*DATA*:
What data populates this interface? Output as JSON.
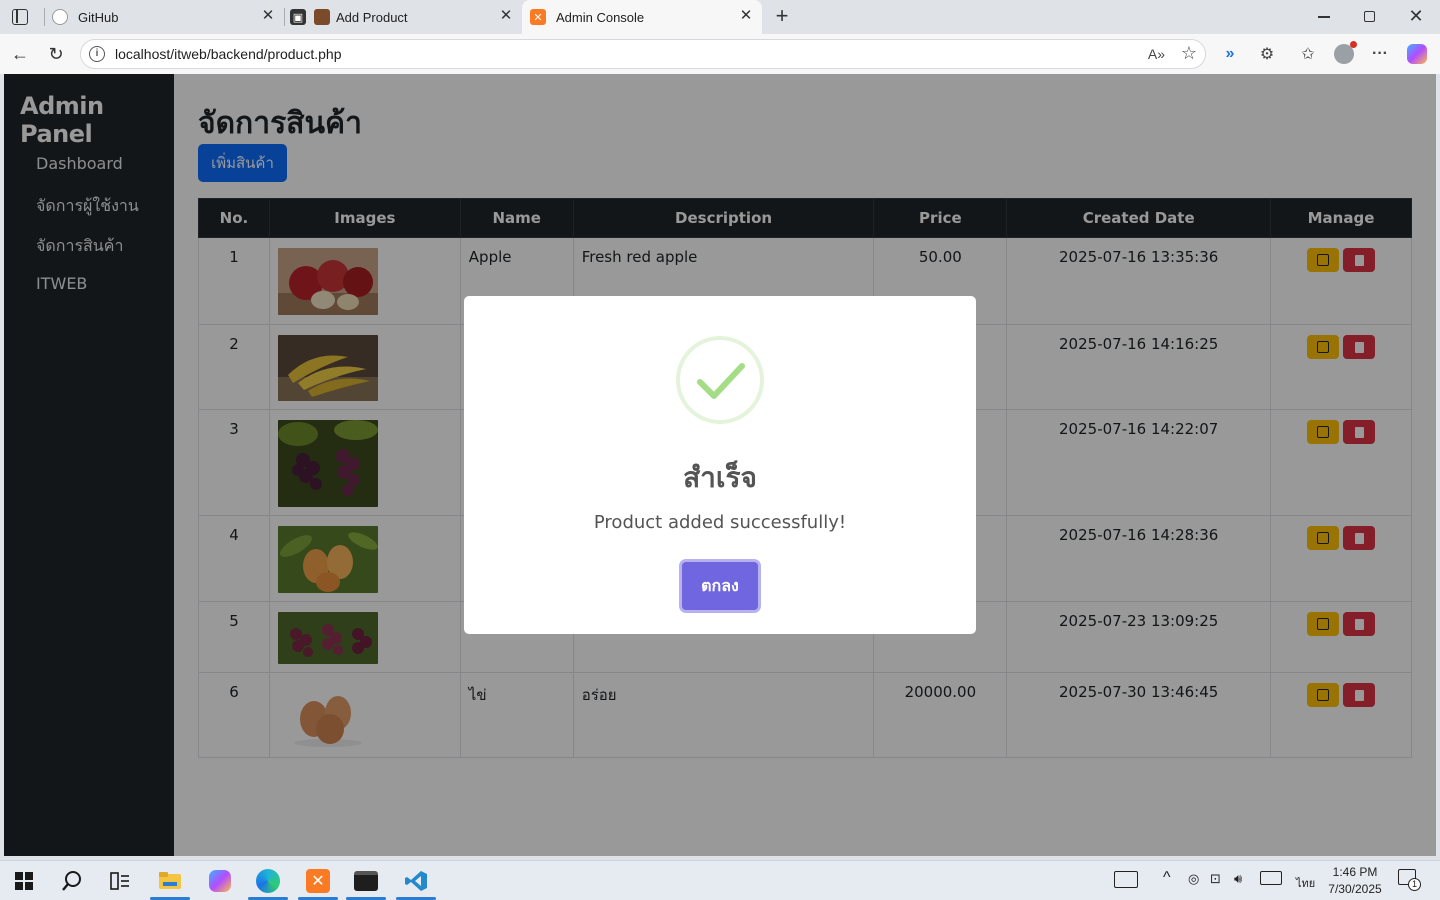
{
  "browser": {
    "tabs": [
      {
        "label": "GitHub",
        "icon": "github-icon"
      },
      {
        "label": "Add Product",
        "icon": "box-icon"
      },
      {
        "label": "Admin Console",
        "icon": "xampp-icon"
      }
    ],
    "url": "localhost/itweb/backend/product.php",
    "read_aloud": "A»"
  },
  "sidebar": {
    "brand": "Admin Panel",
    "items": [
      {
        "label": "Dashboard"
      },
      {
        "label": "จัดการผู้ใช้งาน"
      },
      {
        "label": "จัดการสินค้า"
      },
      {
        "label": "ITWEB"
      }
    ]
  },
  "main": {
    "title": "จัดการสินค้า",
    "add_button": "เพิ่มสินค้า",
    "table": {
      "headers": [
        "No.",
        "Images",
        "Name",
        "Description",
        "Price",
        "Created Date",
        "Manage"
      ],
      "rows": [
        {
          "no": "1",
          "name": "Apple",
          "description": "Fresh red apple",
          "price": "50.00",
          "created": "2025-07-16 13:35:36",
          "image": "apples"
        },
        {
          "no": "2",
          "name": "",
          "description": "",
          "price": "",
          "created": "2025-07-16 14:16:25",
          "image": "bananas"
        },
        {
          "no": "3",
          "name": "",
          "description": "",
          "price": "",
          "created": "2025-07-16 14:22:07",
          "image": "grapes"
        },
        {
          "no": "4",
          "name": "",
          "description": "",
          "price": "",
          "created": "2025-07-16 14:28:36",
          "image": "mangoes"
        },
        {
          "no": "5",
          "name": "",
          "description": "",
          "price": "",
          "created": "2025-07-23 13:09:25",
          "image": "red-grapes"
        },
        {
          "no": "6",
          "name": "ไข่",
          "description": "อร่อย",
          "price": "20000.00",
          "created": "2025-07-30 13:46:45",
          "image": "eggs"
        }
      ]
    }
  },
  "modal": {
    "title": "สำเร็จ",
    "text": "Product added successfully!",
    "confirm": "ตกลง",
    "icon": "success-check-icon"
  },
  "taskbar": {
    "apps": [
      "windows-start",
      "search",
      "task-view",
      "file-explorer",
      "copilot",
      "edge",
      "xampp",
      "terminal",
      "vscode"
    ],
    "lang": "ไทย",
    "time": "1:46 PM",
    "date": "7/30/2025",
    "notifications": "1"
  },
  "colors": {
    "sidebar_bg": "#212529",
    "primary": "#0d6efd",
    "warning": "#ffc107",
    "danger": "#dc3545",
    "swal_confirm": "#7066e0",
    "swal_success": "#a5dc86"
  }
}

*TASK*: Make an exact copy of the data, leaving its pictures out.

*COMPLETE ANSWER*:
What data populates this interface? Output as JSON.
{
  "browser": {
    "tabs": [
      {
        "label": "GitHub",
        "icon": "github-icon"
      },
      {
        "label": "Add Product",
        "icon": "box-icon"
      },
      {
        "label": "Admin Console",
        "icon": "xampp-icon"
      }
    ],
    "url": "localhost/itweb/backend/product.php",
    "read_aloud": "A»"
  },
  "sidebar": {
    "brand": "Admin Panel",
    "items": [
      {
        "label": "Dashboard"
      },
      {
        "label": "จัดการผู้ใช้งาน"
      },
      {
        "label": "จัดการสินค้า"
      },
      {
        "label": "ITWEB"
      }
    ]
  },
  "main": {
    "title": "จัดการสินค้า",
    "add_button": "เพิ่มสินค้า",
    "table": {
      "headers": [
        "No.",
        "Images",
        "Name",
        "Description",
        "Price",
        "Created Date",
        "Manage"
      ],
      "rows": [
        {
          "no": "1",
          "name": "Apple",
          "description": "Fresh red apple",
          "price": "50.00",
          "created": "2025-07-16 13:35:36",
          "image": "apples"
        },
        {
          "no": "2",
          "name": "",
          "description": "",
          "price": "",
          "created": "2025-07-16 14:16:25",
          "image": "bananas"
        },
        {
          "no": "3",
          "name": "",
          "description": "",
          "price": "",
          "created": "2025-07-16 14:22:07",
          "image": "grapes"
        },
        {
          "no": "4",
          "name": "",
          "description": "",
          "price": "",
          "created": "2025-07-16 14:28:36",
          "image": "mangoes"
        },
        {
          "no": "5",
          "name": "",
          "description": "",
          "price": "",
          "created": "2025-07-23 13:09:25",
          "image": "red-grapes"
        },
        {
          "no": "6",
          "name": "ไข่",
          "description": "อร่อย",
          "price": "20000.00",
          "created": "2025-07-30 13:46:45",
          "image": "eggs"
        }
      ]
    }
  },
  "modal": {
    "title": "สำเร็จ",
    "text": "Product added successfully!",
    "confirm": "ตกลง",
    "icon": "success-check-icon"
  },
  "taskbar": {
    "apps": [
      "windows-start",
      "search",
      "task-view",
      "file-explorer",
      "copilot",
      "edge",
      "xampp",
      "terminal",
      "vscode"
    ],
    "lang": "ไทย",
    "time": "1:46 PM",
    "date": "7/30/2025",
    "notifications": "1"
  },
  "colors": {
    "sidebar_bg": "#212529",
    "primary": "#0d6efd",
    "warning": "#ffc107",
    "danger": "#dc3545",
    "swal_confirm": "#7066e0",
    "swal_success": "#a5dc86"
  }
}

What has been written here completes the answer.